Data for this exercise:
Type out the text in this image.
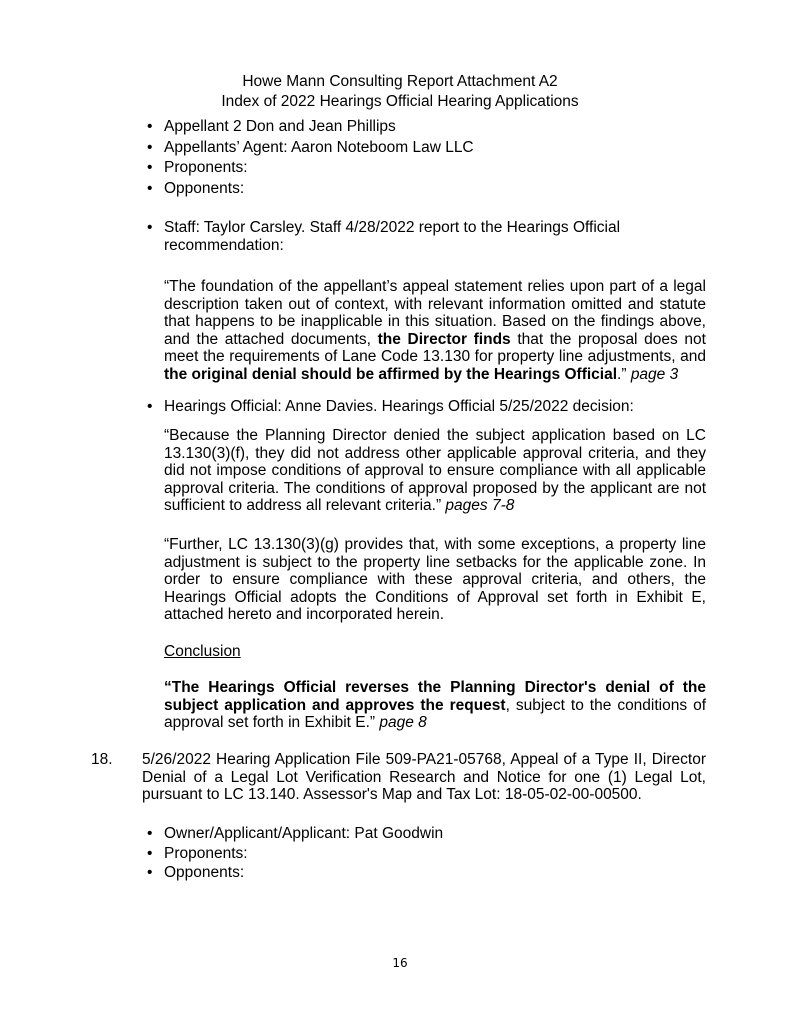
Howe Mann Consulting Report Attachment A2
Index of 2022 Hearings Official Hearing Applications
• Appellant 2 Don and Jean Phillips
• Appellants’ Agent: Aaron Noteboom Law LLC
• Proponents:
• Opponents:
• Staff: Taylor Carsley. Staff 4/28/2022 report to the Hearings Official recommendation:
“The foundation of the appellant’s appeal statement relies upon part of a legal description taken out of context, with relevant information omitted and statute that happens to be inapplicable in this situation. Based on the findings above, and the attached documents, the Director finds that the proposal does not meet the requirements of Lane Code 13.130 for property line adjustments, and the original denial should be affirmed by the Hearings Official.” page 3
• Hearings Official: Anne Davies. Hearings Official 5/25/2022 decision:
“Because the Planning Director denied the subject application based on LC 13.130(3)(f), they did not address other applicable approval criteria, and they did not impose conditions of approval to ensure compliance with all applicable approval criteria. The conditions of approval proposed by the applicant are not sufficient to address all relevant criteria.” pages 7-8
“Further, LC 13.130(3)(g) provides that, with some exceptions, a property line adjustment is subject to the property line setbacks for the applicable zone. In order to ensure compliance with these approval criteria, and others, the Hearings Official adopts the Conditions of Approval set forth in Exhibit E, attached hereto and incorporated herein.
Conclusion
“The Hearings Official reverses the Planning Director's denial of the subject application and approves the request, subject to the conditions of approval set forth in Exhibit E.” page 8
18.	5/26/2022 Hearing Application File 509-PA21-05768, Appeal of a Type II, Director Denial of a Legal Lot Verification Research and Notice for one (1) Legal Lot, pursuant to LC 13.140. Assessor's Map and Tax Lot: 18-05-02-00-00500.
• Owner/Applicant/Applicant: Pat Goodwin
• Proponents:
• Opponents:
16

Given task: Quote each record exactly as it stands, minus the pictures.

Final result:
Type out the text in this image.
Howe Mann Consulting Report Attachment A2
Index of 2022 Hearings Official Hearing Applications
• Appellant 2 Don and Jean Phillips
• Appellants’ Agent: Aaron Noteboom Law LLC
• Proponents:
• Opponents:
• Staff: Taylor Carsley. Staff 4/28/2022 report to the Hearings Official recommendation:
“The foundation of the appellant’s appeal statement relies upon part of a legal description taken out of context, with relevant information omitted and statute that happens to be inapplicable in this situation. Based on the findings above, and the attached documents, the Director finds that the proposal does not meet the requirements of Lane Code 13.130 for property line adjustments, and the original denial should be affirmed by the Hearings Official.” page 3
• Hearings Official: Anne Davies. Hearings Official 5/25/2022 decision:
“Because the Planning Director denied the subject application based on LC 13.130(3)(f), they did not address other applicable approval criteria, and they did not impose conditions of approval to ensure compliance with all applicable approval criteria. The conditions of approval proposed by the applicant are not sufficient to address all relevant criteria.” pages 7-8
“Further, LC 13.130(3)(g) provides that, with some exceptions, a property line adjustment is subject to the property line setbacks for the applicable zone. In order to ensure compliance with these approval criteria, and others, the Hearings Official adopts the Conditions of Approval set forth in Exhibit E, attached hereto and incorporated herein.
Conclusion
“The Hearings Official reverses the Planning Director's denial of the subject application and approves the request, subject to the conditions of approval set forth in Exhibit E.” page 8
18.	5/26/2022 Hearing Application File 509-PA21-05768, Appeal of a Type II, Director Denial of a Legal Lot Verification Research and Notice for one (1) Legal Lot, pursuant to LC 13.140. Assessor's Map and Tax Lot: 18-05-02-00-00500.
• Owner/Applicant/Applicant: Pat Goodwin
• Proponents:
• Opponents:
16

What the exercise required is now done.